• **Aim**: Check every line of the entries below for the word "this", and copy the ones that have it.

Raw records
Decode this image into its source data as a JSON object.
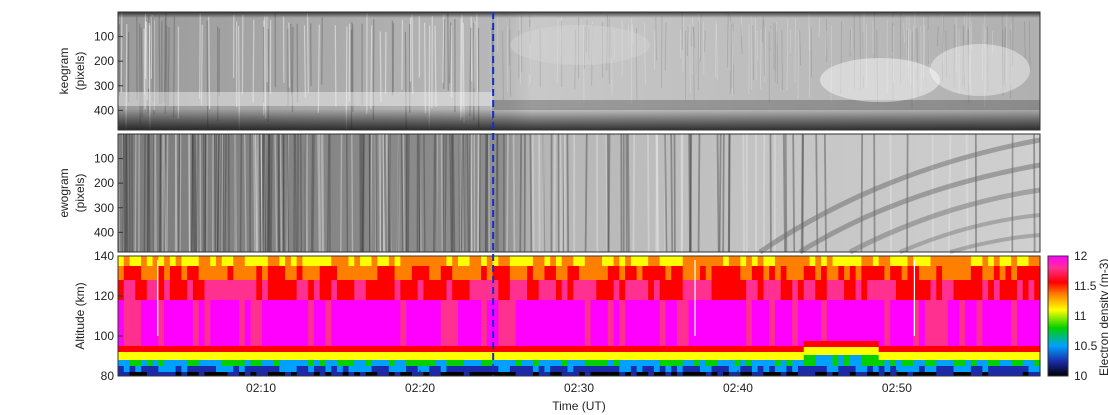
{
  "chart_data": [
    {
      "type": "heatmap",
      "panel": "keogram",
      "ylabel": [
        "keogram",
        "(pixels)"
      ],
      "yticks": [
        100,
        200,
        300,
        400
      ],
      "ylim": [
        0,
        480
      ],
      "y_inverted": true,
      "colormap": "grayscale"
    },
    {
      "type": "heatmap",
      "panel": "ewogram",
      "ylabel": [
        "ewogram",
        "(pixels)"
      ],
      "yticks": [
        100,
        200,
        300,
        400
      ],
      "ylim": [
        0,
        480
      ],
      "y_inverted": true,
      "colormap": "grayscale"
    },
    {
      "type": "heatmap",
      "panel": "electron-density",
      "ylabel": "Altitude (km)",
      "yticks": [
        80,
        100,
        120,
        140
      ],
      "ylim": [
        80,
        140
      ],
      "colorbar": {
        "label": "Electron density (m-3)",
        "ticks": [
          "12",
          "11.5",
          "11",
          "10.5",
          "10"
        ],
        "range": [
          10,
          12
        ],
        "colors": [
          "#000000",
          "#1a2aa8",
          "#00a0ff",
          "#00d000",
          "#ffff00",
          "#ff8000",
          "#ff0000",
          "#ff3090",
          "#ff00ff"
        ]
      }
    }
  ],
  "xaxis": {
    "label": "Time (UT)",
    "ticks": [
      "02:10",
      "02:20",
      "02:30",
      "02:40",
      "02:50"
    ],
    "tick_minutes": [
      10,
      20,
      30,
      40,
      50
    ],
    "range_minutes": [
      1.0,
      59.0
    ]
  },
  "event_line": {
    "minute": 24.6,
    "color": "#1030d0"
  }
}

==

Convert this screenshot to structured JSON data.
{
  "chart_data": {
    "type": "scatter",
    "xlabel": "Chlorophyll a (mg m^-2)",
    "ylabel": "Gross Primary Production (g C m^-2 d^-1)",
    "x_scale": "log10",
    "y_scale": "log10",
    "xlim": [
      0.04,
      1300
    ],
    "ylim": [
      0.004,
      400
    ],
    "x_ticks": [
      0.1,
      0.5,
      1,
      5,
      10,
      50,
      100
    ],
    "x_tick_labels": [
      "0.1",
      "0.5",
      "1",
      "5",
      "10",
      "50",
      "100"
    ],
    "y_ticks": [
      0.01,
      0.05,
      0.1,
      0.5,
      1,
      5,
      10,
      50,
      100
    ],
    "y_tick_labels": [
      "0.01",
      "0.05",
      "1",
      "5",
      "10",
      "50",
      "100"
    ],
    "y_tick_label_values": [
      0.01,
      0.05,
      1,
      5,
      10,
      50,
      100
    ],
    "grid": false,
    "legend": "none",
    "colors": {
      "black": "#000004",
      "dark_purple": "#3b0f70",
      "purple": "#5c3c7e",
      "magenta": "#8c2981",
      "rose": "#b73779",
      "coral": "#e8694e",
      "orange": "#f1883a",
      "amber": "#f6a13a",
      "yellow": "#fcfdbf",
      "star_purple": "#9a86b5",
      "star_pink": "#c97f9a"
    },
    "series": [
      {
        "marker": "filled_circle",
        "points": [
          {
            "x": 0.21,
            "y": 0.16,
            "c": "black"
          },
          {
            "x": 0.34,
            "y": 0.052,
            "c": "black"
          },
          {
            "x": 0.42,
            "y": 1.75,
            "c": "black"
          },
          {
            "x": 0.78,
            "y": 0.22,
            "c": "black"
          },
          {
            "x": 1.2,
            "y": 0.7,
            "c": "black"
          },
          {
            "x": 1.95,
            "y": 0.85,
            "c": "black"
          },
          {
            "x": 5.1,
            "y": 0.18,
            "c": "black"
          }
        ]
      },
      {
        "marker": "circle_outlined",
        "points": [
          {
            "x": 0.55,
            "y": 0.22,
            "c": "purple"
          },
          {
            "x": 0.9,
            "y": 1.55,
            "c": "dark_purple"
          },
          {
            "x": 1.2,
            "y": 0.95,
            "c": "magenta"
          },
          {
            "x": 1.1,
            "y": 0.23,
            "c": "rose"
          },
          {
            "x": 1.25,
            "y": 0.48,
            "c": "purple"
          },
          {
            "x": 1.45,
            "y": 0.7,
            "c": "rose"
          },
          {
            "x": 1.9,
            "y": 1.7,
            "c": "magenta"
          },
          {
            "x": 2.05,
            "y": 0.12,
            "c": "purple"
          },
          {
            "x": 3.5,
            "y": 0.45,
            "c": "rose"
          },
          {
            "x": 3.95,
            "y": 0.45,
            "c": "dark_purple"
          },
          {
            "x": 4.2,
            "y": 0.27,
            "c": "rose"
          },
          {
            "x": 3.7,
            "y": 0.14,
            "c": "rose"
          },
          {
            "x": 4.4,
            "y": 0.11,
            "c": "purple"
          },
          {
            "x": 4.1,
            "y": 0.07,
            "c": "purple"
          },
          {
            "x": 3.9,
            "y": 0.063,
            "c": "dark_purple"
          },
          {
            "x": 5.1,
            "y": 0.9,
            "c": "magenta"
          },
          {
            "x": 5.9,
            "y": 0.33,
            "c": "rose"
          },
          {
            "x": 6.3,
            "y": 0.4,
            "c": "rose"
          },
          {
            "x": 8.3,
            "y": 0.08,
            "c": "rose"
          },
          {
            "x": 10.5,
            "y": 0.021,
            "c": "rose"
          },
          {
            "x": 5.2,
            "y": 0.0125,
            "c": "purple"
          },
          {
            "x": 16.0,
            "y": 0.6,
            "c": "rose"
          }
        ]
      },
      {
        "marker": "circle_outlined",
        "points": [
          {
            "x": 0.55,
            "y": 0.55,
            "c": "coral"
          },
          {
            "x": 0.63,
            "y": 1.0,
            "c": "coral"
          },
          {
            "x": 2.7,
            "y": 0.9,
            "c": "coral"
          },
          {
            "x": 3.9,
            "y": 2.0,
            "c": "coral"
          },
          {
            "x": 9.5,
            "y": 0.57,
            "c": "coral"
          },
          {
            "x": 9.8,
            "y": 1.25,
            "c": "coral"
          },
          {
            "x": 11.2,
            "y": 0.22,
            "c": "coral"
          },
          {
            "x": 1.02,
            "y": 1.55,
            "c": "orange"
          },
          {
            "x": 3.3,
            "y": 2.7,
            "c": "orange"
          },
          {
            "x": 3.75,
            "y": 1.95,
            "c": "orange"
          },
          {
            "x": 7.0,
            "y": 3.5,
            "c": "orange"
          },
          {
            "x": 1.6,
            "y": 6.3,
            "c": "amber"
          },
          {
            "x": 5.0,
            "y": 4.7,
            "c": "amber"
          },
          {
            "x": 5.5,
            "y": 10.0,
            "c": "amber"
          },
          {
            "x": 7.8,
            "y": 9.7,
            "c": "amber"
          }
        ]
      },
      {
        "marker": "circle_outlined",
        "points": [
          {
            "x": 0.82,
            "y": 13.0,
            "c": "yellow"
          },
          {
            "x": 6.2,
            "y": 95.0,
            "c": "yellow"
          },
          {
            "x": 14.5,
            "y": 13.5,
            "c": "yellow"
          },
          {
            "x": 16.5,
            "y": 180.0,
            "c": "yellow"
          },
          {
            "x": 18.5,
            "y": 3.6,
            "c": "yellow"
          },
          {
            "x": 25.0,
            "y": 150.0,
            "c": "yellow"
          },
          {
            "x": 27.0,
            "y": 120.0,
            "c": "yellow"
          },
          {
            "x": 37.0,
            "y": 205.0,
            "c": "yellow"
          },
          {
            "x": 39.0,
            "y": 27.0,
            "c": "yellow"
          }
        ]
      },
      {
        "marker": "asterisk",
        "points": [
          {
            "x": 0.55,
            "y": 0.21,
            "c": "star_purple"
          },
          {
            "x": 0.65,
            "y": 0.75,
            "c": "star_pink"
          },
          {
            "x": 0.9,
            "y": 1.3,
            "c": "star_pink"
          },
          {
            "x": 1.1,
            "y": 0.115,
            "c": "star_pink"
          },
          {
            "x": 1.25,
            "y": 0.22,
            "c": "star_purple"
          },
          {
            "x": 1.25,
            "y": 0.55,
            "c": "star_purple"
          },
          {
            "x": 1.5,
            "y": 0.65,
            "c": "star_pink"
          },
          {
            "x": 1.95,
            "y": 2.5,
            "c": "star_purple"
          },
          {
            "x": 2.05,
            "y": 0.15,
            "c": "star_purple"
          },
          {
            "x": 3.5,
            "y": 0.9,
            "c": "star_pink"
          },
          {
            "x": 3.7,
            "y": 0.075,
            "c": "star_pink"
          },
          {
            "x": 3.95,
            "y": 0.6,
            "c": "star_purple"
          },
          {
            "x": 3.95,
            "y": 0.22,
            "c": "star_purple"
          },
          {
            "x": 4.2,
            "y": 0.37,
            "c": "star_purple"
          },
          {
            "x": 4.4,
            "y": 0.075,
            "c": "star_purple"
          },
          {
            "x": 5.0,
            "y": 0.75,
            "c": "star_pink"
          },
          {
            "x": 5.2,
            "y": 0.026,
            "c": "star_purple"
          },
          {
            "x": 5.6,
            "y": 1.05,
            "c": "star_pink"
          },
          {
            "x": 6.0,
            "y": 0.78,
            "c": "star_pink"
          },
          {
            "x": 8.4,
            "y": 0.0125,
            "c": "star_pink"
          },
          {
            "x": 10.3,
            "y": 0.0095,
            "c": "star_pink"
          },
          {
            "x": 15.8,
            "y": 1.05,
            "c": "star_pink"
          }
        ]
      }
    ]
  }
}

• **The completed task**:
Decode this image into its source data as a JSON object.
Convert this screenshot to structured JSON data.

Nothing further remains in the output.